TASK TO CARRY OUT
Type out every line below exactly as it reads.
--- begin DATA FOR PROCESSING ---
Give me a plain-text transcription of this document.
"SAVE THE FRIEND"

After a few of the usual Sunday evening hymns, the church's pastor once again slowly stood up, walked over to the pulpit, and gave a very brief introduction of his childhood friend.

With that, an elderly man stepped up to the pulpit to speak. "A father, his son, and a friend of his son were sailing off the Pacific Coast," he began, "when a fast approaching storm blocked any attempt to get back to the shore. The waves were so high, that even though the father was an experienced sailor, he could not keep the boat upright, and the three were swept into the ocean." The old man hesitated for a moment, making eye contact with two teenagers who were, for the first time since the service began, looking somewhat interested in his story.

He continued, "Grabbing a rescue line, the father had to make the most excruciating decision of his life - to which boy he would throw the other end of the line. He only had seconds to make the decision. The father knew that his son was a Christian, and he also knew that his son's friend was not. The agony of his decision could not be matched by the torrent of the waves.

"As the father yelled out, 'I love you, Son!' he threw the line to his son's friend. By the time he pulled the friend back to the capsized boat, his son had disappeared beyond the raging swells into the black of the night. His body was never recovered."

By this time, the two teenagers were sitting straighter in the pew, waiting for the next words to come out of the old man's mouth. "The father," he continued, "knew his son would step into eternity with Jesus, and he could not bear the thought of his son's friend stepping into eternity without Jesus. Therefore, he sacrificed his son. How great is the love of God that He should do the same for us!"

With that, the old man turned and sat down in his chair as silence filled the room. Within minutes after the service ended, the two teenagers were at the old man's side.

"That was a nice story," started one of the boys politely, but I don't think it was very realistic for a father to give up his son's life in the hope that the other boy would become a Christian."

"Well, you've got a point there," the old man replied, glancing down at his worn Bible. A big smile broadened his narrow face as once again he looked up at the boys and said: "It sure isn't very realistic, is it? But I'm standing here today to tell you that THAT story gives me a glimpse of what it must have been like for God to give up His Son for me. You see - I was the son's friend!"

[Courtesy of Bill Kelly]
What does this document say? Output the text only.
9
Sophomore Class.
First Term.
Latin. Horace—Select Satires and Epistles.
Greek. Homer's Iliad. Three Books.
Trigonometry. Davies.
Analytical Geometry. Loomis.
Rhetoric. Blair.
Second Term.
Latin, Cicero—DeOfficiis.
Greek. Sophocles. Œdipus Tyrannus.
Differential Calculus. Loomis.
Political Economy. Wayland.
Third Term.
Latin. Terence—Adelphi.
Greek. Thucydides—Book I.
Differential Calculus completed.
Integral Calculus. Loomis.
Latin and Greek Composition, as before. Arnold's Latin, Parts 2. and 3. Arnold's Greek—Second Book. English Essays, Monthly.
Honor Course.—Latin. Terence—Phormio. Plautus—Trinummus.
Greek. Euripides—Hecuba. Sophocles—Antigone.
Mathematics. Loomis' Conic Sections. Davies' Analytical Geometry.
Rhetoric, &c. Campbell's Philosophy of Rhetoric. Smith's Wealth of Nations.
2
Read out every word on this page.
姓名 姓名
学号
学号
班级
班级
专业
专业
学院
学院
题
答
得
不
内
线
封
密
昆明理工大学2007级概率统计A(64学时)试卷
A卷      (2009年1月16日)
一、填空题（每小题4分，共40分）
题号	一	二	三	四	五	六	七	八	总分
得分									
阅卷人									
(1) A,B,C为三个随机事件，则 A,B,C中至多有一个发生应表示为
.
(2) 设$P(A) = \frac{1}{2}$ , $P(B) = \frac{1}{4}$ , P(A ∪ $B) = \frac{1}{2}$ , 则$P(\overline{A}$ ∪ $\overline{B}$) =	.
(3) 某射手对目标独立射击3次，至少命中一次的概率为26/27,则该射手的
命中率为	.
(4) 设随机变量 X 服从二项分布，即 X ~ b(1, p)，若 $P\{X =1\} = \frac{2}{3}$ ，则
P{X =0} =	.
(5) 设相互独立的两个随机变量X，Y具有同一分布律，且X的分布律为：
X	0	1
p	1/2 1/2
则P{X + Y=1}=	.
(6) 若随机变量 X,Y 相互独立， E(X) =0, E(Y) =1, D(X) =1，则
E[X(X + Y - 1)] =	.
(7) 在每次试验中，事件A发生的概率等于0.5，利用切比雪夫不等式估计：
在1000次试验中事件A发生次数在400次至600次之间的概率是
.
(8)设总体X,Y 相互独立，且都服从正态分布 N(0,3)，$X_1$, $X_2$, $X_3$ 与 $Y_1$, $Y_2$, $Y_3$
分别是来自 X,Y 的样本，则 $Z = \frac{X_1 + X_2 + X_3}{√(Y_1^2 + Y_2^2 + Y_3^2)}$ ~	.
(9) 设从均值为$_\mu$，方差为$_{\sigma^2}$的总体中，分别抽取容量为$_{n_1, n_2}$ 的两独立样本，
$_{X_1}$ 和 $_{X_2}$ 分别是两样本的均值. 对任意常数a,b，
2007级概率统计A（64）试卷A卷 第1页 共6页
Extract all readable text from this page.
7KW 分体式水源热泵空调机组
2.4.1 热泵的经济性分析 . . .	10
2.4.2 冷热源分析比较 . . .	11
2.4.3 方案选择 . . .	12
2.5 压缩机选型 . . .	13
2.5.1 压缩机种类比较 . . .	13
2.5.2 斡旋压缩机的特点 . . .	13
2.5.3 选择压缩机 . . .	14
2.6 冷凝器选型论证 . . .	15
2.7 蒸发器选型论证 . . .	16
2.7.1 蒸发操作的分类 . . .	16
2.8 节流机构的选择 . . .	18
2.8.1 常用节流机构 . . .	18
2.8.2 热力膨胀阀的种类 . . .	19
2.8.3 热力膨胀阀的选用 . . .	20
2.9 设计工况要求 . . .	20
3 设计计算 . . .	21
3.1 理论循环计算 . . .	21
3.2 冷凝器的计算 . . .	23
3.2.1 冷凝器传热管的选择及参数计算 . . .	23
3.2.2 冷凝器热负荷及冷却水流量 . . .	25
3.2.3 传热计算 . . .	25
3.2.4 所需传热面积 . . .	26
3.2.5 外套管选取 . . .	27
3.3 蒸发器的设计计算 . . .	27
--- end DATA FOR PROCESSING ---
EXERCISE RESPONSE
Give me a plain-text transcription of this document.
"SAVE THE FRIEND"

After a few of the usual Sunday evening hymns, the church's pastor once again slowly stood up, walked over to the pulpit, and gave a very brief introduction of his childhood friend.

With that, an elderly man stepped up to the pulpit to speak. "A father, his son, and a friend of his son were sailing off the Pacific Coast," he began, "when a fast approaching storm blocked any attempt to get back to the shore. The waves were so high, that even though the father was an experienced sailor, he could not keep the boat upright, and the three were swept into the ocean." The old man hesitated for a moment, making eye contact with two teenagers who were, for the first time since the service began, looking somewhat interested in his story.

He continued, "Grabbing a rescue line, the father had to make the most excruciating decision of his life - to which boy he would throw the other end of the line. He only had seconds to make the decision. The father knew that his son was a Christian, and he also knew that his son's friend was not. The agony of his decision could not be matched by the torrent of the waves.

"As the father yelled out, 'I love you, Son!' he threw the line to his son's friend. By the time he pulled the friend back to the capsized boat, his son had disappeared beyond the raging swells into the black of the night. His body was never recovered."

By this time, the two teenagers were sitting straighter in the pew, waiting for the next words to come out of the old man's mouth. "The father," he continued, "knew his son would step into eternity with Jesus, and he could not bear the thought of his son's friend stepping into eternity without Jesus. Therefore, he sacrificed his son. How great is the love of God that He should do the same for us!"

With that, the old man turned and sat down in his chair as silence filled the room. Within minutes after the service ended, the two teenagers were at the old man's side.

"That was a nice story," started one of the boys politely, but I don't think it was very realistic for a father to give up his son's life in the hope that the other boy would become a Christian."

"Well, you've got a point there," the old man replied, glancing down at his worn Bible. A big smile broadened his narrow face as once again he looked up at the boys and said: "It sure isn't very realistic, is it? But I'm standing here today to tell you that THAT story gives me a glimpse of what it must have been like for God to give up His Son for me. You see - I was the son's friend!"

[Courtesy of Bill Kelly]
What does this document say? Output the text only.
9
Sophomore Class.
First Term.
Latin. Horace—Select Satires and Epistles.
Greek. Homer's Iliad. Three Books.
Trigonometry. Davies.
Analytical Geometry. Loomis.
Rhetoric. Blair.
Second Term.
Latin, Cicero—DeOfficiis.
Greek. Sophocles. Œdipus Tyrannus.
Differential Calculus. Loomis.
Political Economy. Wayland.
Third Term.
Latin. Terence—Adelphi.
Greek. Thucydides—Book I.
Differential Calculus completed.
Integral Calculus. Loomis.
Latin and Greek Composition, as before. Arnold's Latin, Parts 2. and 3. Arnold's Greek—Second Book. English Essays, Monthly.
Honor Course.—Latin. Terence—Phormio. Plautus—Trinummus.
Greek. Euripides—Hecuba. Sophocles—Antigone.
Mathematics. Loomis' Conic Sections. Davies' Analytical Geometry.
Rhetoric, &c. Campbell's Philosophy of Rhetoric. Smith's Wealth of Nations.
2
Read out every word on this page.
姓名 姓名
学号
学号
班级
班级
专业
专业
学院
学院
题
答
得
不
内
线
封
密
昆明理工大学2007级概率统计A(64学时)试卷
A卷      (2009年1月16日)
一、填空题（每小题4分，共40分）
题号	一	二	三	四	五	六	七	八	总分
得分									
阅卷人									
(1) A,B,C为三个随机事件，则 A,B,C中至多有一个发生应表示为
.
(2) 设$P(A) = \frac{1}{2}$ , $P(B) = \frac{1}{4}$ , P(A ∪ $B) = \frac{1}{2}$ , 则$P(\overline{A}$ ∪ $\overline{B}$) =	.
(3) 某射手对目标独立射击3次，至少命中一次的概率为26/27,则该射手的
命中率为	.
(4) 设随机变量 X 服从二项分布，即 X ~ b(1, p)，若 $P\{X =1\} = \frac{2}{3}$ ，则
P{X =0} =	.
(5) 设相互独立的两个随机变量X，Y具有同一分布律，且X的分布律为：
X	0	1
p	1/2 1/2
则P{X + Y=1}=	.
(6) 若随机变量 X,Y 相互独立， E(X) =0, E(Y) =1, D(X) =1，则
E[X(X + Y - 1)] =	.
(7) 在每次试验中，事件A发生的概率等于0.5，利用切比雪夫不等式估计：
在1000次试验中事件A发生次数在400次至600次之间的概率是
.
(8)设总体X,Y 相互独立，且都服从正态分布 N(0,3)，$X_1$, $X_2$, $X_3$ 与 $Y_1$, $Y_2$, $Y_3$
分别是来自 X,Y 的样本，则 $Z = \frac{X_1 + X_2 + X_3}{√(Y_1^2 + Y_2^2 + Y_3^2)}$ ~	.
(9) 设从均值为$_\mu$，方差为$_{\sigma^2}$的总体中，分别抽取容量为$_{n_1, n_2}$ 的两独立样本，
$_{X_1}$ 和 $_{X_2}$ 分别是两样本的均值. 对任意常数a,b，
2007级概率统计A（64）试卷A卷 第1页 共6页
Extract all readable text from this page.
7KW 分体式水源热泵空调机组
2.4.1 热泵的经济性分析 . . .	10
2.4.2 冷热源分析比较 . . .	11
2.4.3 方案选择 . . .	12
2.5 压缩机选型 . . .	13
2.5.1 压缩机种类比较 . . .	13
2.5.2 斡旋压缩机的特点 . . .	13
2.5.3 选择压缩机 . . .	14
2.6 冷凝器选型论证 . . .	15
2.7 蒸发器选型论证 . . .	16
2.7.1 蒸发操作的分类 . . .	16
2.8 节流机构的选择 . . .	18
2.8.1 常用节流机构 . . .	18
2.8.2 热力膨胀阀的种类 . . .	19
2.8.3 热力膨胀阀的选用 . . .	20
2.9 设计工况要求 . . .	20
3 设计计算 . . .	21
3.1 理论循环计算 . . .	21
3.2 冷凝器的计算 . . .	23
3.2.1 冷凝器传热管的选择及参数计算 . . .	23
3.2.2 冷凝器热负荷及冷却水流量 . . .	25
3.2.3 传热计算 . . .	25
3.2.4 所需传热面积 . . .	26
3.2.5 外套管选取 . . .	27
3.3 蒸发器的设计计算 . . .	27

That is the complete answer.